Instructions to follow: Look for the word "title" in the entries below, then copy every line that has it.

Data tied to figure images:
[start]
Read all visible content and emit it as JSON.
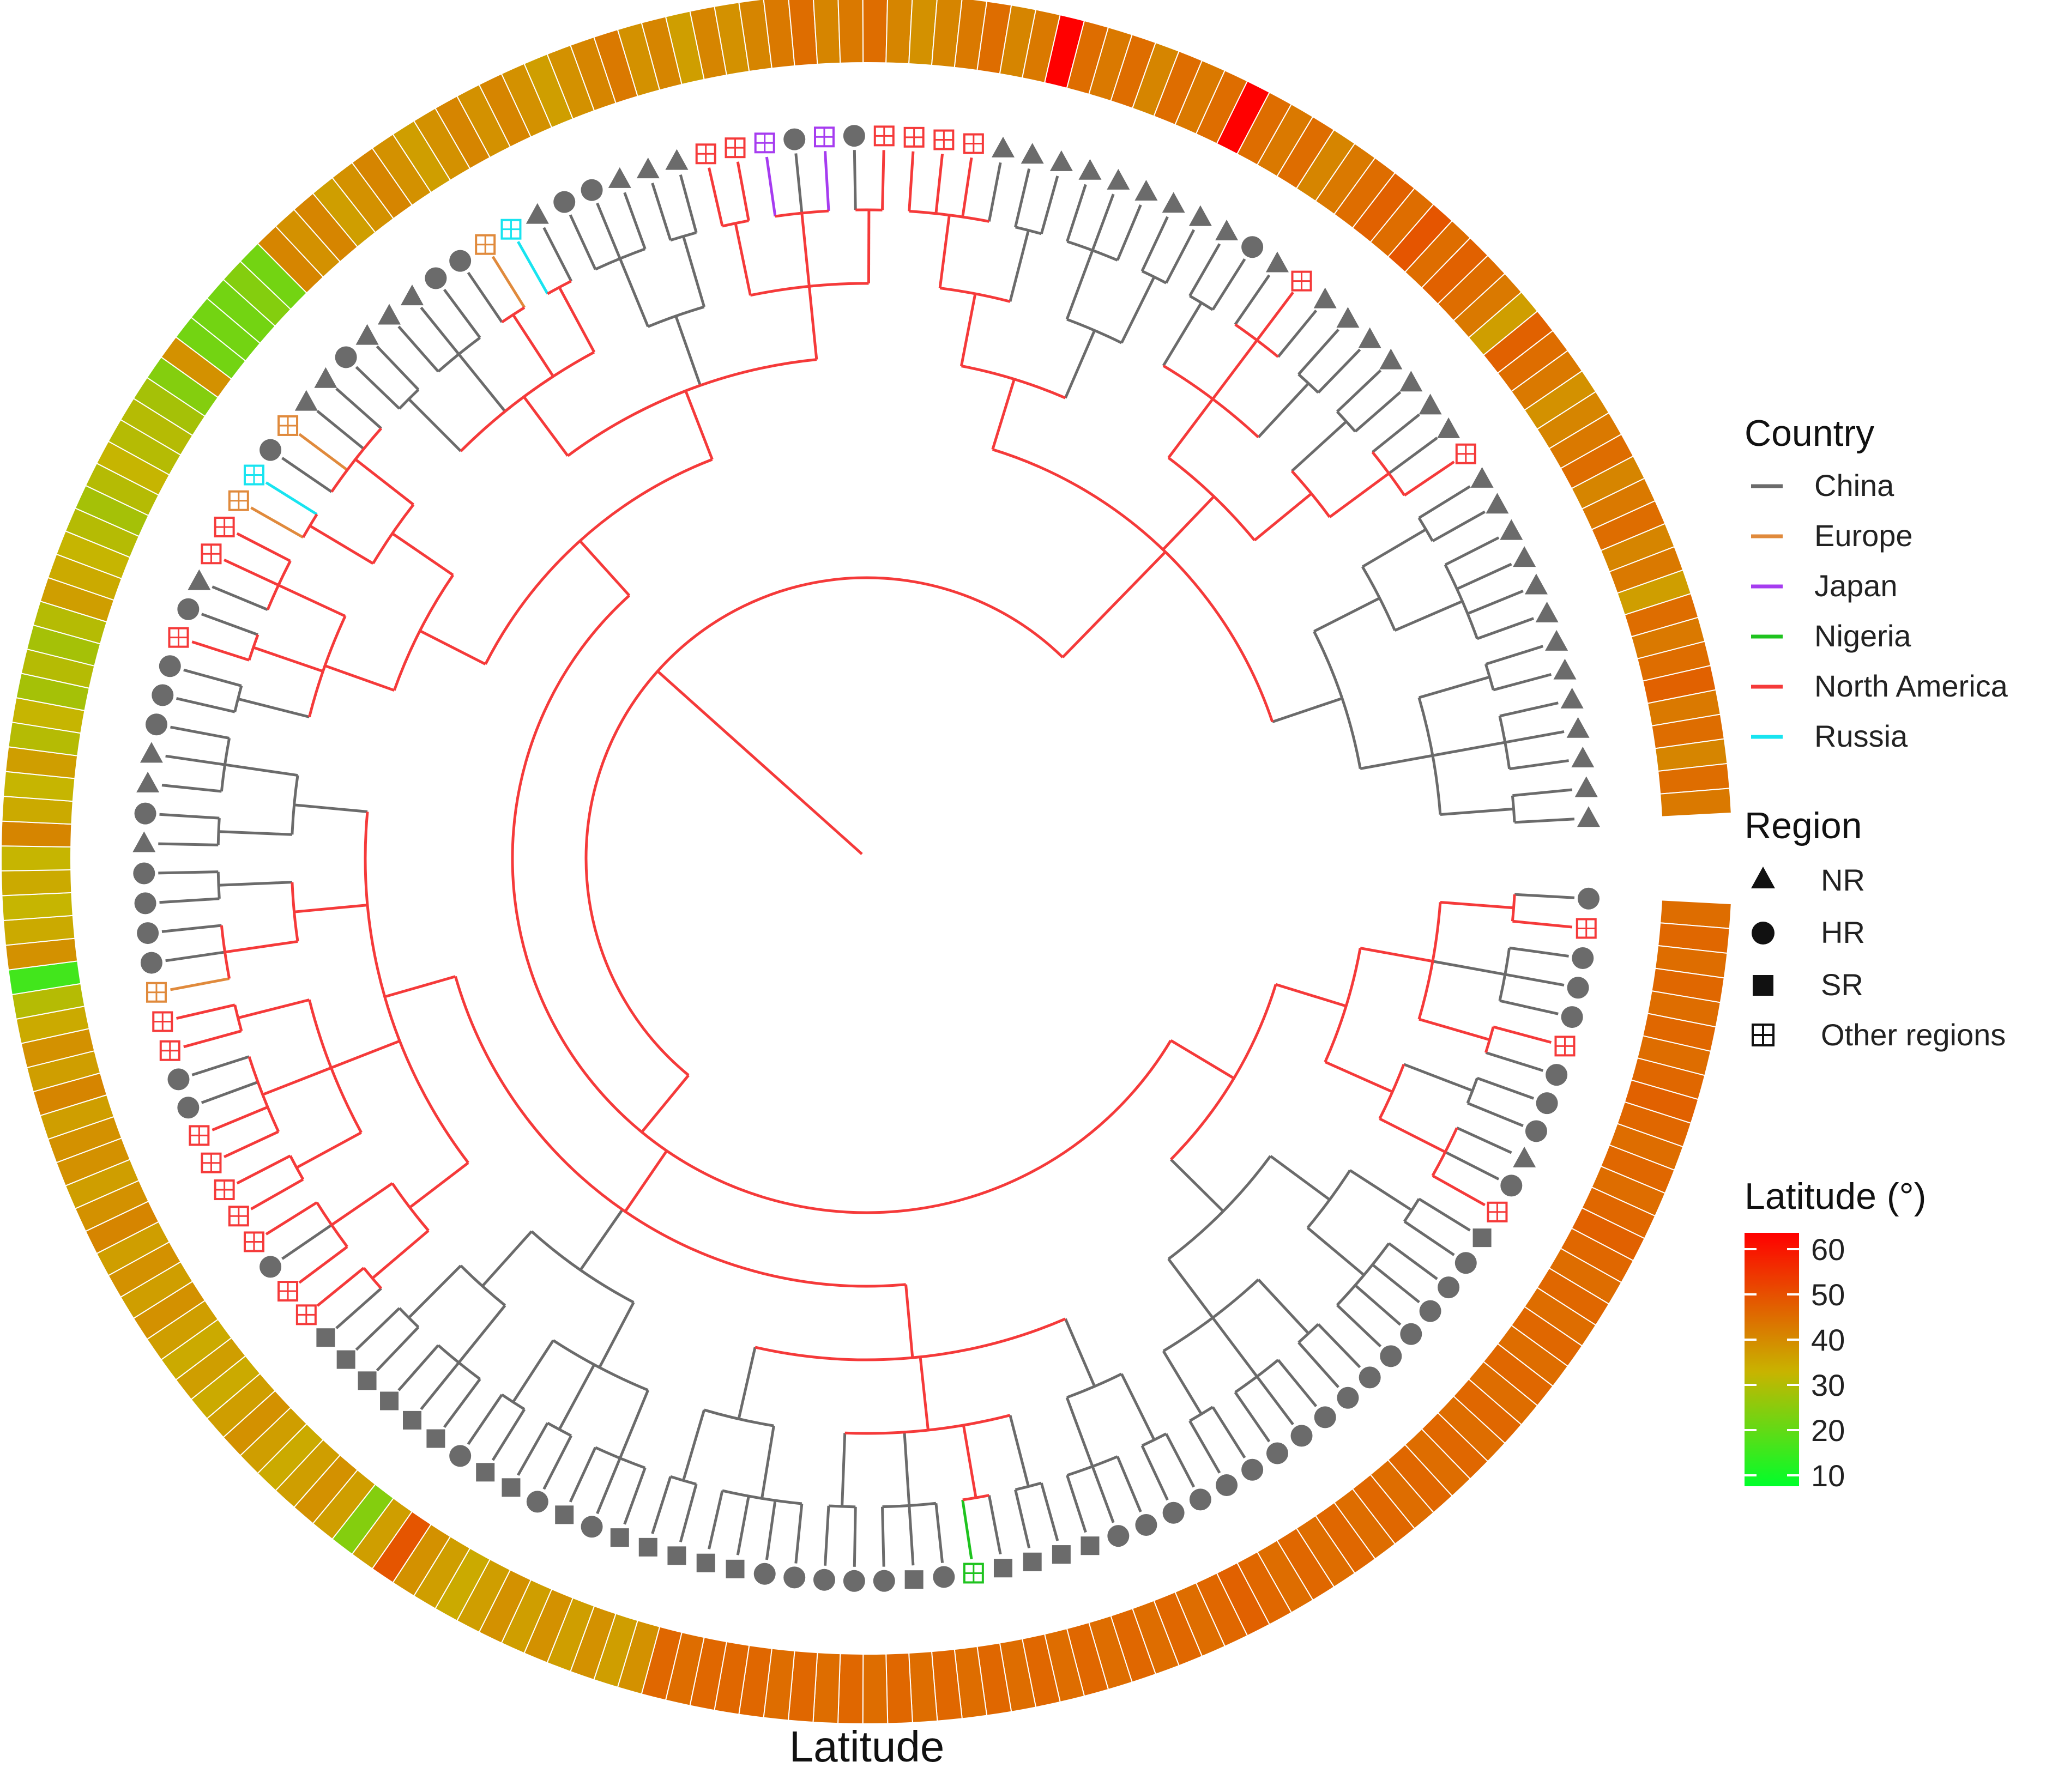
{
  "title": "Latitude",
  "legend": {
    "country": {
      "title": "Country",
      "items": [
        {
          "label": "China",
          "color": "#6b6b6b"
        },
        {
          "label": "Europe",
          "color": "#e08a3c"
        },
        {
          "label": "Japan",
          "color": "#a63cf0"
        },
        {
          "label": "Nigeria",
          "color": "#1fc31f"
        },
        {
          "label": "North America",
          "color": "#f53a3a"
        },
        {
          "label": "Russia",
          "color": "#18e4f0"
        }
      ]
    },
    "region": {
      "title": "Region",
      "items": [
        {
          "label": "NR",
          "shape": "triangle-icon"
        },
        {
          "label": "HR",
          "shape": "circle-icon"
        },
        {
          "label": "SR",
          "shape": "square-icon"
        },
        {
          "label": "Other regions",
          "shape": "boxed-plus-icon"
        }
      ]
    },
    "latitude": {
      "title": "Latitude (°)",
      "ticks": [
        "60",
        "50",
        "40",
        "30",
        "20",
        "10"
      ],
      "min": 8,
      "max": 62,
      "low_color": "#00ff2a",
      "mid_color": "#c8b400",
      "high_color": "#ff0000"
    }
  },
  "ring_latitudes": [
    44,
    45,
    44,
    45,
    44,
    45,
    44,
    45,
    46,
    45,
    44,
    45,
    44,
    45,
    46,
    45,
    44,
    45,
    44,
    45,
    44,
    45,
    44,
    45,
    44,
    45,
    44,
    45,
    44,
    45,
    44,
    45,
    44,
    45,
    44,
    45,
    46,
    45,
    44,
    45,
    44,
    45,
    44,
    45,
    44,
    45,
    44,
    45,
    44,
    45,
    44,
    45,
    44,
    45,
    44,
    45,
    44,
    45,
    45,
    45,
    44,
    45,
    38,
    36,
    38,
    36,
    38,
    36,
    38,
    36,
    34,
    36,
    38,
    48,
    36,
    24,
    36,
    38,
    36,
    34,
    36,
    38,
    36,
    34,
    36,
    34,
    36,
    38,
    36,
    38,
    36,
    40,
    38,
    36,
    38,
    38,
    36,
    40,
    36,
    38,
    34,
    30,
    16,
    38,
    34,
    32,
    34,
    32,
    40,
    34,
    32,
    36,
    30,
    32,
    28,
    30,
    28,
    30,
    36,
    34,
    32,
    30,
    28,
    30,
    32,
    30,
    30,
    28,
    24,
    38,
    22,
    22,
    22,
    24,
    22,
    40,
    38,
    40,
    36,
    38,
    40,
    38,
    36,
    38,
    40,
    38,
    40,
    38,
    36,
    38,
    40,
    42,
    38,
    40,
    36,
    40,
    38,
    40,
    42,
    44,
    40,
    42,
    44,
    40,
    38,
    40,
    42,
    44,
    40,
    42,
    62,
    44,
    42,
    44,
    40,
    44,
    42,
    44,
    62,
    44,
    42,
    44,
    40,
    42,
    44,
    46,
    44,
    48,
    44,
    46,
    44,
    42,
    36,
    46,
    44,
    42,
    38,
    40,
    42,
    44,
    40,
    42,
    44,
    40,
    42,
    36,
    44,
    42,
    44,
    46,
    42,
    44,
    40,
    44,
    42
  ],
  "tips": [
    {
      "s": "c",
      "c": "#6b6b6b"
    },
    {
      "s": "o",
      "c": "#f53a3a"
    },
    {
      "s": "c",
      "c": "#6b6b6b"
    },
    {
      "s": "c",
      "c": "#6b6b6b"
    },
    {
      "s": "c",
      "c": "#6b6b6b"
    },
    {
      "s": "o",
      "c": "#f53a3a"
    },
    {
      "s": "c",
      "c": "#6b6b6b"
    },
    {
      "s": "c",
      "c": "#6b6b6b"
    },
    {
      "s": "c",
      "c": "#6b6b6b"
    },
    {
      "s": "t",
      "c": "#6b6b6b"
    },
    {
      "s": "c",
      "c": "#6b6b6b"
    },
    {
      "s": "o",
      "c": "#f53a3a"
    },
    {
      "s": "s",
      "c": "#6b6b6b"
    },
    {
      "s": "c",
      "c": "#6b6b6b"
    },
    {
      "s": "c",
      "c": "#6b6b6b"
    },
    {
      "s": "c",
      "c": "#6b6b6b"
    },
    {
      "s": "c",
      "c": "#6b6b6b"
    },
    {
      "s": "c",
      "c": "#6b6b6b"
    },
    {
      "s": "c",
      "c": "#6b6b6b"
    },
    {
      "s": "c",
      "c": "#6b6b6b"
    },
    {
      "s": "c",
      "c": "#6b6b6b"
    },
    {
      "s": "c",
      "c": "#6b6b6b"
    },
    {
      "s": "c",
      "c": "#6b6b6b"
    },
    {
      "s": "c",
      "c": "#6b6b6b"
    },
    {
      "s": "c",
      "c": "#6b6b6b"
    },
    {
      "s": "c",
      "c": "#6b6b6b"
    },
    {
      "s": "c",
      "c": "#6b6b6b"
    },
    {
      "s": "c",
      "c": "#6b6b6b"
    },
    {
      "s": "c",
      "c": "#6b6b6b"
    },
    {
      "s": "s",
      "c": "#6b6b6b"
    },
    {
      "s": "s",
      "c": "#6b6b6b"
    },
    {
      "s": "s",
      "c": "#6b6b6b"
    },
    {
      "s": "s",
      "c": "#6b6b6b"
    },
    {
      "s": "o",
      "c": "#1fc31f"
    },
    {
      "s": "c",
      "c": "#6b6b6b"
    },
    {
      "s": "s",
      "c": "#6b6b6b"
    },
    {
      "s": "c",
      "c": "#6b6b6b"
    },
    {
      "s": "c",
      "c": "#6b6b6b"
    },
    {
      "s": "c",
      "c": "#6b6b6b"
    },
    {
      "s": "c",
      "c": "#6b6b6b"
    },
    {
      "s": "c",
      "c": "#6b6b6b"
    },
    {
      "s": "s",
      "c": "#6b6b6b"
    },
    {
      "s": "s",
      "c": "#6b6b6b"
    },
    {
      "s": "s",
      "c": "#6b6b6b"
    },
    {
      "s": "s",
      "c": "#6b6b6b"
    },
    {
      "s": "s",
      "c": "#6b6b6b"
    },
    {
      "s": "c",
      "c": "#6b6b6b"
    },
    {
      "s": "s",
      "c": "#6b6b6b"
    },
    {
      "s": "c",
      "c": "#6b6b6b"
    },
    {
      "s": "s",
      "c": "#6b6b6b"
    },
    {
      "s": "s",
      "c": "#6b6b6b"
    },
    {
      "s": "c",
      "c": "#6b6b6b"
    },
    {
      "s": "s",
      "c": "#6b6b6b"
    },
    {
      "s": "s",
      "c": "#6b6b6b"
    },
    {
      "s": "s",
      "c": "#6b6b6b"
    },
    {
      "s": "s",
      "c": "#6b6b6b"
    },
    {
      "s": "s",
      "c": "#6b6b6b"
    },
    {
      "s": "s",
      "c": "#6b6b6b"
    },
    {
      "s": "o",
      "c": "#f53a3a"
    },
    {
      "s": "o",
      "c": "#f53a3a"
    },
    {
      "s": "c",
      "c": "#6b6b6b"
    },
    {
      "s": "o",
      "c": "#f53a3a"
    },
    {
      "s": "o",
      "c": "#f53a3a"
    },
    {
      "s": "o",
      "c": "#f53a3a"
    },
    {
      "s": "o",
      "c": "#f53a3a"
    },
    {
      "s": "o",
      "c": "#f53a3a"
    },
    {
      "s": "c",
      "c": "#6b6b6b"
    },
    {
      "s": "c",
      "c": "#6b6b6b"
    },
    {
      "s": "o",
      "c": "#f53a3a"
    },
    {
      "s": "o",
      "c": "#f53a3a"
    },
    {
      "s": "o",
      "c": "#e08a3c"
    },
    {
      "s": "c",
      "c": "#6b6b6b"
    },
    {
      "s": "c",
      "c": "#6b6b6b"
    },
    {
      "s": "c",
      "c": "#6b6b6b"
    },
    {
      "s": "c",
      "c": "#6b6b6b"
    },
    {
      "s": "t",
      "c": "#6b6b6b"
    },
    {
      "s": "c",
      "c": "#6b6b6b"
    },
    {
      "s": "t",
      "c": "#6b6b6b"
    },
    {
      "s": "t",
      "c": "#6b6b6b"
    },
    {
      "s": "c",
      "c": "#6b6b6b"
    },
    {
      "s": "c",
      "c": "#6b6b6b"
    },
    {
      "s": "c",
      "c": "#6b6b6b"
    },
    {
      "s": "o",
      "c": "#f53a3a"
    },
    {
      "s": "c",
      "c": "#6b6b6b"
    },
    {
      "s": "t",
      "c": "#6b6b6b"
    },
    {
      "s": "o",
      "c": "#f53a3a"
    },
    {
      "s": "o",
      "c": "#f53a3a"
    },
    {
      "s": "o",
      "c": "#e08a3c"
    },
    {
      "s": "o",
      "c": "#18e4f0"
    },
    {
      "s": "c",
      "c": "#6b6b6b"
    },
    {
      "s": "o",
      "c": "#e08a3c"
    },
    {
      "s": "t",
      "c": "#6b6b6b"
    },
    {
      "s": "t",
      "c": "#6b6b6b"
    },
    {
      "s": "c",
      "c": "#6b6b6b"
    },
    {
      "s": "t",
      "c": "#6b6b6b"
    },
    {
      "s": "t",
      "c": "#6b6b6b"
    },
    {
      "s": "t",
      "c": "#6b6b6b"
    },
    {
      "s": "c",
      "c": "#6b6b6b"
    },
    {
      "s": "c",
      "c": "#6b6b6b"
    },
    {
      "s": "o",
      "c": "#e08a3c"
    },
    {
      "s": "o",
      "c": "#18e4f0"
    },
    {
      "s": "t",
      "c": "#6b6b6b"
    },
    {
      "s": "c",
      "c": "#6b6b6b"
    },
    {
      "s": "c",
      "c": "#6b6b6b"
    },
    {
      "s": "t",
      "c": "#6b6b6b"
    },
    {
      "s": "t",
      "c": "#6b6b6b"
    },
    {
      "s": "t",
      "c": "#6b6b6b"
    },
    {
      "s": "o",
      "c": "#f53a3a"
    },
    {
      "s": "o",
      "c": "#f53a3a"
    },
    {
      "s": "o",
      "c": "#a63cf0"
    },
    {
      "s": "c",
      "c": "#6b6b6b"
    },
    {
      "s": "o",
      "c": "#a63cf0"
    },
    {
      "s": "c",
      "c": "#6b6b6b"
    },
    {
      "s": "o",
      "c": "#f53a3a"
    },
    {
      "s": "o",
      "c": "#f53a3a"
    },
    {
      "s": "o",
      "c": "#f53a3a"
    },
    {
      "s": "o",
      "c": "#f53a3a"
    },
    {
      "s": "t",
      "c": "#6b6b6b"
    },
    {
      "s": "t",
      "c": "#6b6b6b"
    },
    {
      "s": "t",
      "c": "#6b6b6b"
    },
    {
      "s": "t",
      "c": "#6b6b6b"
    },
    {
      "s": "t",
      "c": "#6b6b6b"
    },
    {
      "s": "t",
      "c": "#6b6b6b"
    },
    {
      "s": "t",
      "c": "#6b6b6b"
    },
    {
      "s": "t",
      "c": "#6b6b6b"
    },
    {
      "s": "t",
      "c": "#6b6b6b"
    },
    {
      "s": "c",
      "c": "#6b6b6b"
    },
    {
      "s": "t",
      "c": "#6b6b6b"
    },
    {
      "s": "o",
      "c": "#f53a3a"
    },
    {
      "s": "t",
      "c": "#6b6b6b"
    },
    {
      "s": "t",
      "c": "#6b6b6b"
    },
    {
      "s": "t",
      "c": "#6b6b6b"
    },
    {
      "s": "t",
      "c": "#6b6b6b"
    },
    {
      "s": "t",
      "c": "#6b6b6b"
    },
    {
      "s": "t",
      "c": "#6b6b6b"
    },
    {
      "s": "t",
      "c": "#6b6b6b"
    },
    {
      "s": "o",
      "c": "#f53a3a"
    },
    {
      "s": "t",
      "c": "#6b6b6b"
    },
    {
      "s": "t",
      "c": "#6b6b6b"
    },
    {
      "s": "t",
      "c": "#6b6b6b"
    },
    {
      "s": "t",
      "c": "#6b6b6b"
    },
    {
      "s": "t",
      "c": "#6b6b6b"
    },
    {
      "s": "t",
      "c": "#6b6b6b"
    },
    {
      "s": "t",
      "c": "#6b6b6b"
    },
    {
      "s": "t",
      "c": "#6b6b6b"
    },
    {
      "s": "t",
      "c": "#6b6b6b"
    },
    {
      "s": "t",
      "c": "#6b6b6b"
    },
    {
      "s": "t",
      "c": "#6b6b6b"
    },
    {
      "s": "t",
      "c": "#6b6b6b"
    },
    {
      "s": "t",
      "c": "#6b6b6b"
    }
  ]
}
[end]
Final result:
  "title": "Latitude",
      "title": "Country",
      "title": "Region",
      "title": "Latitude (°)",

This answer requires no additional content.